Required work — All entries are to be quoted exactly; the images stay out of the copy.

Listed records —

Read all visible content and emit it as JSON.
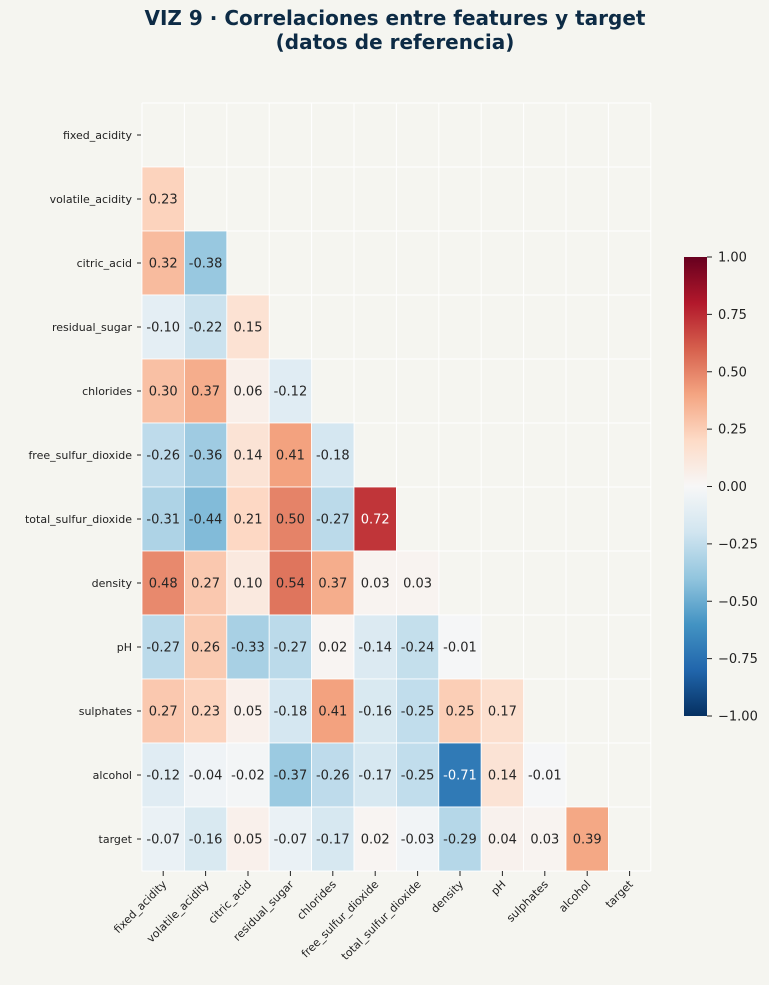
{
  "chart_data": {
    "type": "heatmap",
    "title": "VIZ 9 · Correlaciones entre features y target\n(datos de referencia)",
    "variables": [
      "fixed_acidity",
      "volatile_acidity",
      "citric_acid",
      "residual_sugar",
      "chlorides",
      "free_sulfur_dioxide",
      "total_sulfur_dioxide",
      "density",
      "pH",
      "sulphates",
      "alcohol",
      "target"
    ],
    "mask": "upper-triangle-including-diagonal",
    "values": [
      [],
      [
        0.23
      ],
      [
        0.32,
        -0.38
      ],
      [
        -0.1,
        -0.22,
        0.15
      ],
      [
        0.3,
        0.37,
        0.06,
        -0.12
      ],
      [
        -0.26,
        -0.36,
        0.14,
        0.41,
        -0.18
      ],
      [
        -0.31,
        -0.44,
        0.21,
        0.5,
        -0.27,
        0.72
      ],
      [
        0.48,
        0.27,
        0.1,
        0.54,
        0.37,
        0.03,
        0.03
      ],
      [
        -0.27,
        0.26,
        -0.33,
        -0.27,
        0.02,
        -0.14,
        -0.24,
        -0.01
      ],
      [
        0.27,
        0.23,
        0.05,
        -0.18,
        0.41,
        -0.16,
        -0.25,
        0.25,
        0.17
      ],
      [
        -0.12,
        -0.04,
        -0.02,
        -0.37,
        -0.26,
        -0.17,
        -0.25,
        -0.71,
        0.14,
        -0.01
      ],
      [
        -0.07,
        -0.16,
        0.05,
        -0.07,
        -0.17,
        0.02,
        -0.03,
        -0.29,
        0.04,
        0.03,
        0.39
      ]
    ],
    "colormap": "RdBu_r",
    "vmin": -1.0,
    "vmax": 1.0,
    "colorbar_ticks": [
      "1.00",
      "0.75",
      "0.50",
      "0.25",
      "0.00",
      "−0.25",
      "−0.50",
      "−0.75",
      "−1.00"
    ],
    "colorbar_tick_values": [
      1.0,
      0.75,
      0.5,
      0.25,
      0.0,
      -0.25,
      -0.5,
      -0.75,
      -1.0
    ],
    "grid": true
  }
}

Response to the exercise —
Read all visible content and emit it as JSON.
{
  "chart_data": {
    "type": "heatmap",
    "title": "VIZ 9 · Correlaciones entre features y target\n(datos de referencia)",
    "variables": [
      "fixed_acidity",
      "volatile_acidity",
      "citric_acid",
      "residual_sugar",
      "chlorides",
      "free_sulfur_dioxide",
      "total_sulfur_dioxide",
      "density",
      "pH",
      "sulphates",
      "alcohol",
      "target"
    ],
    "mask": "upper-triangle-including-diagonal",
    "values": [
      [],
      [
        0.23
      ],
      [
        0.32,
        -0.38
      ],
      [
        -0.1,
        -0.22,
        0.15
      ],
      [
        0.3,
        0.37,
        0.06,
        -0.12
      ],
      [
        -0.26,
        -0.36,
        0.14,
        0.41,
        -0.18
      ],
      [
        -0.31,
        -0.44,
        0.21,
        0.5,
        -0.27,
        0.72
      ],
      [
        0.48,
        0.27,
        0.1,
        0.54,
        0.37,
        0.03,
        0.03
      ],
      [
        -0.27,
        0.26,
        -0.33,
        -0.27,
        0.02,
        -0.14,
        -0.24,
        -0.01
      ],
      [
        0.27,
        0.23,
        0.05,
        -0.18,
        0.41,
        -0.16,
        -0.25,
        0.25,
        0.17
      ],
      [
        -0.12,
        -0.04,
        -0.02,
        -0.37,
        -0.26,
        -0.17,
        -0.25,
        -0.71,
        0.14,
        -0.01
      ],
      [
        -0.07,
        -0.16,
        0.05,
        -0.07,
        -0.17,
        0.02,
        -0.03,
        -0.29,
        0.04,
        0.03,
        0.39
      ]
    ],
    "colormap": "RdBu_r",
    "vmin": -1.0,
    "vmax": 1.0,
    "colorbar_ticks": [
      "1.00",
      "0.75",
      "0.50",
      "0.25",
      "0.00",
      "−0.25",
      "−0.50",
      "−0.75",
      "−1.00"
    ],
    "colorbar_tick_values": [
      1.0,
      0.75,
      0.5,
      0.25,
      0.0,
      -0.25,
      -0.5,
      -0.75,
      -1.0
    ],
    "grid": true
  }
}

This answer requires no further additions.